**Exercise materials:**

· · ·

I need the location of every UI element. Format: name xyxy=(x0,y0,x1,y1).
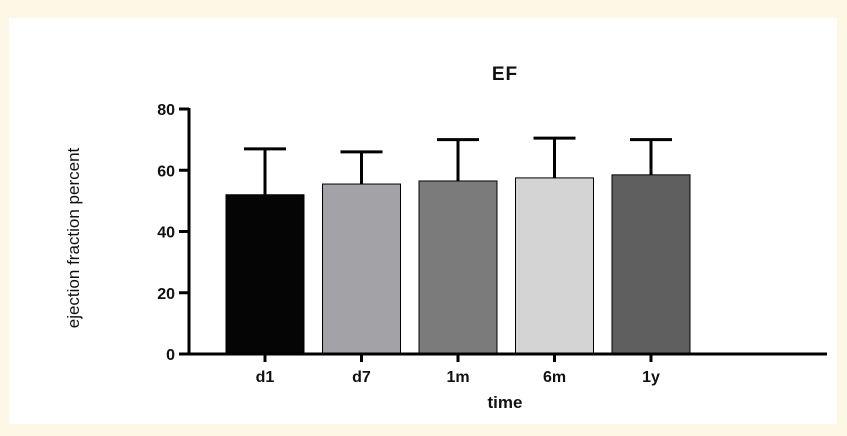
y-tick-label-40: 40 xyxy=(157,225,175,242)
bar-1m xyxy=(418,180,498,355)
y-tick-label-80: 80 xyxy=(157,102,175,119)
chart-title: EF xyxy=(492,64,518,85)
x-tick-label-1y: 1y xyxy=(642,369,660,386)
figure-panel: EF ejection fraction percent time d1 d7 1m… xyxy=(9,18,837,424)
x-axis-label: time xyxy=(488,393,523,412)
x-tick-label-d7: d7 xyxy=(352,369,371,386)
y-tick-label-0: 0 xyxy=(166,347,175,364)
y-tick-label-20: 20 xyxy=(157,286,175,303)
x-tick-label-1m: 1m xyxy=(446,369,469,386)
bar-d7 xyxy=(322,183,401,355)
bar-d1 xyxy=(225,194,305,355)
x-tick-label-d1: d1 xyxy=(256,369,275,386)
bar-1y xyxy=(611,174,691,355)
y-tick-label-60: 60 xyxy=(157,163,175,180)
ef-bar-chart: EF ejection fraction percent time d1 d7 1m… xyxy=(64,64,827,412)
x-tick-label-6m: 6m xyxy=(543,369,566,386)
y-axis-label: ejection fraction percent xyxy=(64,147,83,328)
bar-6m xyxy=(515,177,594,355)
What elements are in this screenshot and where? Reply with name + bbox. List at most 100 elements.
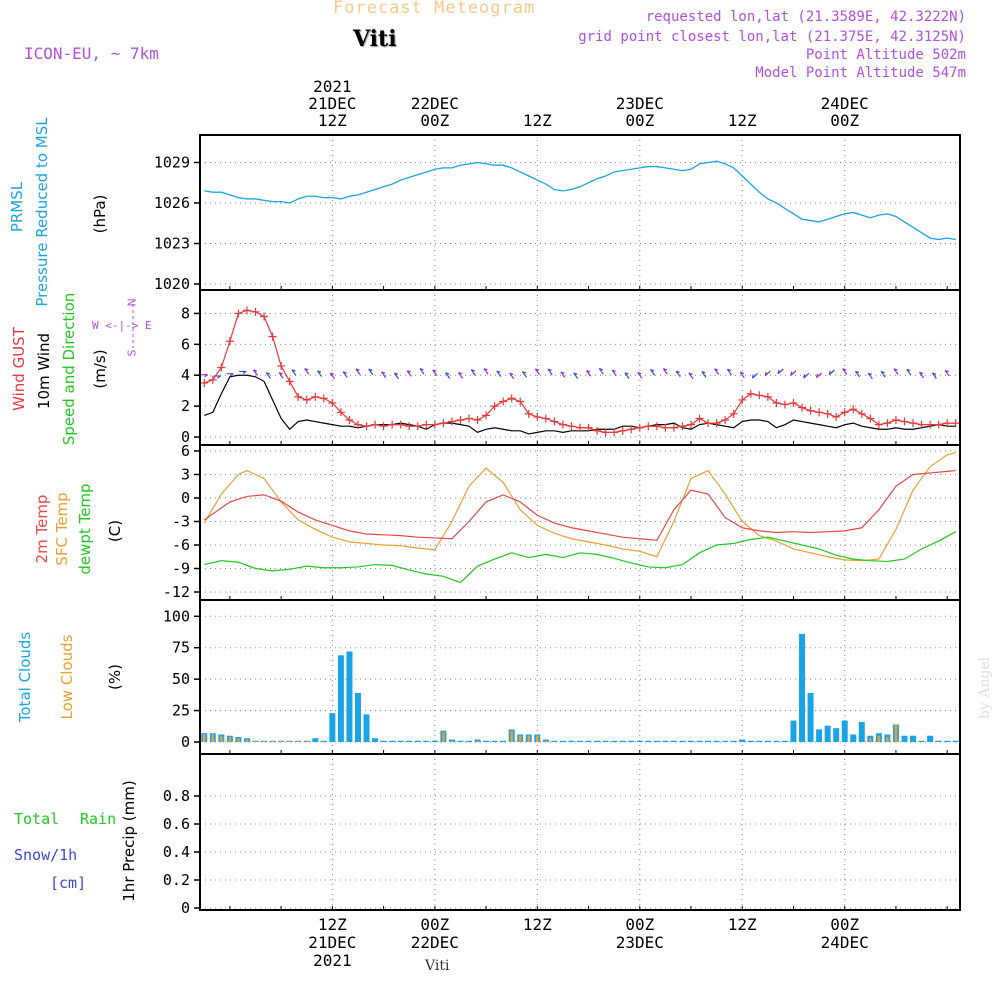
- wind-direction-arrow: [547, 368, 553, 376]
- gust-marker: [695, 414, 704, 423]
- gust-marker: [866, 414, 875, 423]
- top-time-label: 23DEC: [616, 94, 664, 113]
- y-tick-label: -6: [172, 536, 190, 554]
- model-altitude: Model Point Altitude 547m: [755, 65, 966, 81]
- low-cloud-bar: [220, 735, 223, 742]
- total-cloud-bar: [927, 735, 934, 742]
- bottom-time-label: 00Z: [830, 915, 859, 934]
- gust-marker: [388, 420, 397, 429]
- y-tick-label: 2: [181, 397, 190, 415]
- gust-marker: [610, 428, 619, 437]
- total-cloud-bar: [551, 740, 558, 742]
- y-tick-label: -9: [172, 560, 190, 578]
- total-cloud-bar: [833, 728, 840, 742]
- gust-marker: [225, 337, 234, 346]
- precip-label-cm: [cm]: [50, 874, 87, 892]
- precip-label-snow: Snow/1h: [14, 846, 78, 864]
- wind-direction-arrow: [880, 370, 886, 378]
- y-tick-label: 0: [181, 489, 190, 507]
- gridpoint-coords: grid point closest lon,lat (21.375E, 42.…: [578, 29, 966, 45]
- bottom-time-label: 12Z: [523, 915, 552, 934]
- wind-direction-arrow: [304, 368, 310, 375]
- gust-marker: [405, 422, 414, 431]
- y-tick-label: 75: [172, 639, 190, 657]
- y-tick-label: 6: [181, 335, 190, 353]
- low-cloud-bar: [288, 740, 291, 742]
- total-cloud-bar: [944, 740, 951, 742]
- station-name: Viti: [353, 26, 397, 52]
- low-cloud-bar: [245, 739, 249, 742]
- wind-direction-arrow: [239, 370, 247, 375]
- gust-marker: [516, 397, 525, 406]
- wind-direction-arrow: [445, 372, 451, 379]
- gust-marker: [473, 416, 482, 425]
- gust-marker: [798, 403, 807, 412]
- gust-marker: [524, 409, 533, 418]
- y-tick-label: 0.8: [163, 787, 190, 805]
- gust-marker: [362, 422, 371, 431]
- gust-marker: [704, 419, 713, 428]
- low-cloud-bar: [442, 731, 445, 742]
- y-tick-label: 0: [181, 733, 190, 751]
- wind-direction-arrow: [381, 371, 387, 378]
- gust-marker: [618, 426, 627, 435]
- total-cloud-bar: [337, 655, 344, 742]
- wind-direction-arrow: [675, 370, 681, 378]
- wind-direction-arrow: [919, 371, 925, 379]
- gust-marker: [576, 423, 584, 432]
- y-tick-label: -3: [172, 513, 190, 531]
- sfc-temp-line: [203, 451, 956, 562]
- wind-direction-arrow: [534, 368, 540, 375]
- gust-marker: [729, 409, 738, 418]
- total-cloud-bar: [952, 740, 959, 742]
- wind-direction-arrow: [931, 372, 937, 379]
- wind-direction-arrow: [432, 369, 438, 376]
- gust-marker: [311, 392, 320, 401]
- gust-marker: [772, 399, 781, 408]
- y-tick-label: 4: [181, 366, 190, 384]
- total-cloud-bar: [756, 740, 763, 742]
- total-cloud-bar: [722, 740, 729, 742]
- low-cloud-bar: [527, 735, 531, 742]
- gust-marker: [447, 417, 456, 426]
- low-cloud-bar: [536, 735, 539, 742]
- low-cloud-bar: [510, 730, 513, 742]
- wind-direction-arrow: [342, 371, 348, 378]
- gust-marker: [943, 419, 952, 428]
- wind-direction-arrow: [893, 368, 899, 375]
- t2m-line: [203, 469, 956, 541]
- total-cloud-bar: [431, 740, 438, 742]
- bottom-time-label: 24DEC: [821, 933, 869, 952]
- low-cloud-bar: [279, 740, 283, 742]
- chart-title: Forecast Meteogram: [333, 0, 536, 18]
- gust-marker: [627, 425, 636, 434]
- bottom-time-label: 12Z: [728, 915, 757, 934]
- gust-marker: [763, 392, 772, 401]
- low-cloud-bar: [305, 740, 309, 742]
- gust-marker: [482, 411, 491, 420]
- top-time-label: 00Z: [420, 111, 449, 130]
- wind-direction-arrow: [714, 368, 720, 375]
- total-cloud-bar: [858, 721, 865, 742]
- bottom-time-label: 23DEC: [616, 933, 664, 952]
- gust-marker: [208, 375, 217, 384]
- gust-marker: [430, 420, 439, 429]
- gust-marker: [396, 420, 405, 429]
- gust-marker: [353, 420, 362, 429]
- gust-marker: [439, 419, 448, 428]
- wind-direction-arrow: [470, 369, 476, 376]
- wind-direction-arrow: [200, 374, 209, 378]
- wind-direction-arrow: [496, 370, 502, 378]
- y-tick-label: 1020: [154, 275, 190, 293]
- wind-direction-arrow: [688, 372, 694, 380]
- wind-direction-arrow: [842, 368, 848, 375]
- total-cloud-bar: [466, 740, 472, 742]
- gust-marker: [319, 394, 328, 403]
- total-cloud-bar: [841, 720, 848, 742]
- total-cloud-bar: [653, 740, 660, 742]
- total-cloud-bar: [619, 740, 626, 742]
- total-cloud-bar: [363, 714, 370, 742]
- y-tick-label: 25: [172, 702, 190, 720]
- gust-marker: [242, 306, 251, 315]
- gust-marker: [345, 416, 354, 425]
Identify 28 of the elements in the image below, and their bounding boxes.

· · ·

**What the task requires:** Rewrite every entry above with "elements" replaced by "components" and nothing else changed. Leave the pictures out.

**In response:**
I need the location of every UI element. Format: name xyxy=(x0,y0,x1,y1).
y-tick-label-40: 40 xyxy=(157,225,175,242)
bar-1m xyxy=(418,180,498,355)
y-tick-label-80: 80 xyxy=(157,102,175,119)
chart-title: EF xyxy=(492,64,518,85)
x-tick-label-1y: 1y xyxy=(642,369,660,386)
figure-panel: EF ejection fraction percent time d1 d7 1m… xyxy=(9,18,837,424)
x-axis-label: time xyxy=(488,393,523,412)
x-tick-label-d7: d7 xyxy=(352,369,371,386)
y-tick-label-0: 0 xyxy=(166,347,175,364)
y-tick-label-20: 20 xyxy=(157,286,175,303)
x-tick-label-1m: 1m xyxy=(446,369,469,386)
bar-d7 xyxy=(322,183,401,355)
bar-d1 xyxy=(225,194,305,355)
x-tick-label-d1: d1 xyxy=(256,369,275,386)
bar-1y xyxy=(611,174,691,355)
y-tick-label-60: 60 xyxy=(157,163,175,180)
ef-bar-chart: EF ejection fraction percent time d1 d7 1m… xyxy=(64,64,827,412)
x-tick-label-6m: 6m xyxy=(543,369,566,386)
y-axis-label: ejection fraction percent xyxy=(64,147,83,328)
bar-6m xyxy=(515,177,594,355)
What components are in this screenshot and where? Reply with name + bbox. List at most 100 components.
- wind-direction-arrow: [547, 368, 553, 376]
- gust-marker: [695, 414, 704, 423]
- gust-marker: [866, 414, 875, 423]
- top-time-label: 23DEC: [616, 94, 664, 113]
- y-tick-label: -6: [172, 536, 190, 554]
- model-altitude: Model Point Altitude 547m: [755, 65, 966, 81]
- low-cloud-bar: [220, 735, 223, 742]
- total-cloud-bar: [927, 735, 934, 742]
- bottom-time-label: 00Z: [830, 915, 859, 934]
- gust-marker: [388, 420, 397, 429]
- y-tick-label: 2: [181, 397, 190, 415]
- gust-marker: [610, 428, 619, 437]
- total-cloud-bar: [551, 740, 558, 742]
- y-tick-label: -9: [172, 560, 190, 578]
- total-cloud-bar: [833, 728, 840, 742]
- gust-marker: [225, 337, 234, 346]
- precip-label-cm: [cm]: [50, 874, 87, 892]
- precip-label-snow: Snow/1h: [14, 846, 78, 864]
- wind-direction-arrow: [880, 370, 886, 378]
- y-tick-label: 0: [181, 489, 190, 507]
- gridpoint-coords: grid point closest lon,lat (21.375E, 42.…: [578, 29, 966, 45]
- bottom-time-label: 12Z: [523, 915, 552, 934]
- wind-direction-arrow: [304, 368, 310, 375]
- gust-marker: [405, 422, 414, 431]
- y-tick-label: 75: [172, 639, 190, 657]
- y-tick-label: 6: [181, 335, 190, 353]
- low-cloud-bar: [288, 740, 291, 742]
- total-cloud-bar: [944, 740, 951, 742]
- station-name: Viti: [353, 26, 397, 52]
- low-cloud-bar: [245, 739, 249, 742]
- wind-direction-arrow: [239, 370, 247, 375]
- gust-marker: [516, 397, 525, 406]
- wind-direction-arrow: [445, 372, 451, 379]
- gust-marker: [473, 416, 482, 425]
- gust-marker: [798, 403, 807, 412]
- gust-marker: [524, 409, 533, 418]
- y-tick-label: 0.8: [163, 787, 190, 805]
- gust-marker: [362, 422, 371, 431]
- gust-marker: [704, 419, 713, 428]
- low-cloud-bar: [442, 731, 445, 742]
- y-tick-label: 0: [181, 733, 190, 751]
- wind-direction-arrow: [381, 371, 387, 378]
- gust-marker: [618, 426, 627, 435]
- total-cloud-bar: [337, 655, 344, 742]
- wind-direction-arrow: [675, 370, 681, 378]
- wind-direction-arrow: [919, 371, 925, 379]
- gust-marker: [576, 423, 584, 432]
- y-tick-label: -3: [172, 513, 190, 531]
- sfc-temp-line: [203, 451, 956, 562]
- wind-direction-arrow: [534, 368, 540, 375]
- gust-marker: [729, 409, 738, 418]
- total-cloud-bar: [952, 740, 959, 742]
- wind-direction-arrow: [931, 372, 937, 379]
- wind-direction-arrow: [432, 369, 438, 376]
- gust-marker: [311, 392, 320, 401]
- gust-marker: [772, 399, 781, 408]
- y-tick-label: 4: [181, 366, 190, 384]
- total-cloud-bar: [756, 740, 763, 742]
- total-cloud-bar: [722, 740, 729, 742]
- low-cloud-bar: [527, 735, 531, 742]
- gust-marker: [447, 417, 456, 426]
- low-cloud-bar: [536, 735, 539, 742]
- low-cloud-bar: [510, 730, 513, 742]
- wind-direction-arrow: [342, 371, 348, 378]
- gust-marker: [943, 419, 952, 428]
- wind-direction-arrow: [893, 368, 899, 375]
- t2m-line: [203, 469, 956, 541]
- total-cloud-bar: [431, 740, 438, 742]
- bottom-time-label: 24DEC: [821, 933, 869, 952]
- low-cloud-bar: [279, 740, 283, 742]
- chart-title: Forecast Meteogram: [333, 0, 536, 18]
- gust-marker: [627, 425, 636, 434]
- bottom-time-label: 12Z: [728, 915, 757, 934]
- gust-marker: [763, 392, 772, 401]
- low-cloud-bar: [305, 740, 309, 742]
- gust-marker: [482, 411, 491, 420]
- top-time-label: 00Z: [420, 111, 449, 130]
- wind-direction-arrow: [714, 368, 720, 375]
- total-cloud-bar: [858, 721, 865, 742]
- bottom-time-label: 23DEC: [616, 933, 664, 952]
- gust-marker: [208, 375, 217, 384]
- gust-marker: [430, 420, 439, 429]
- gust-marker: [396, 420, 405, 429]
- gust-marker: [353, 420, 362, 429]
- gust-marker: [439, 419, 448, 428]
- wind-direction-arrow: [470, 369, 476, 376]
- wind-direction-arrow: [200, 374, 209, 378]
- wind-direction-arrow: [496, 370, 502, 378]
- y-tick-label: 1020: [154, 275, 190, 293]
- wind-direction-arrow: [688, 372, 694, 380]
- wind-direction-arrow: [842, 368, 848, 375]
- total-cloud-bar: [466, 740, 472, 742]
- gust-marker: [319, 394, 328, 403]
- total-cloud-bar: [841, 720, 848, 742]
- total-cloud-bar: [653, 740, 660, 742]
- total-cloud-bar: [619, 740, 626, 742]
- total-cloud-bar: [363, 714, 370, 742]
- y-tick-label: 25: [172, 702, 190, 720]
- gust-marker: [242, 306, 251, 315]
- gust-marker: [345, 416, 354, 425]
Identify 28 of the components in the image below, and their bounding boxes.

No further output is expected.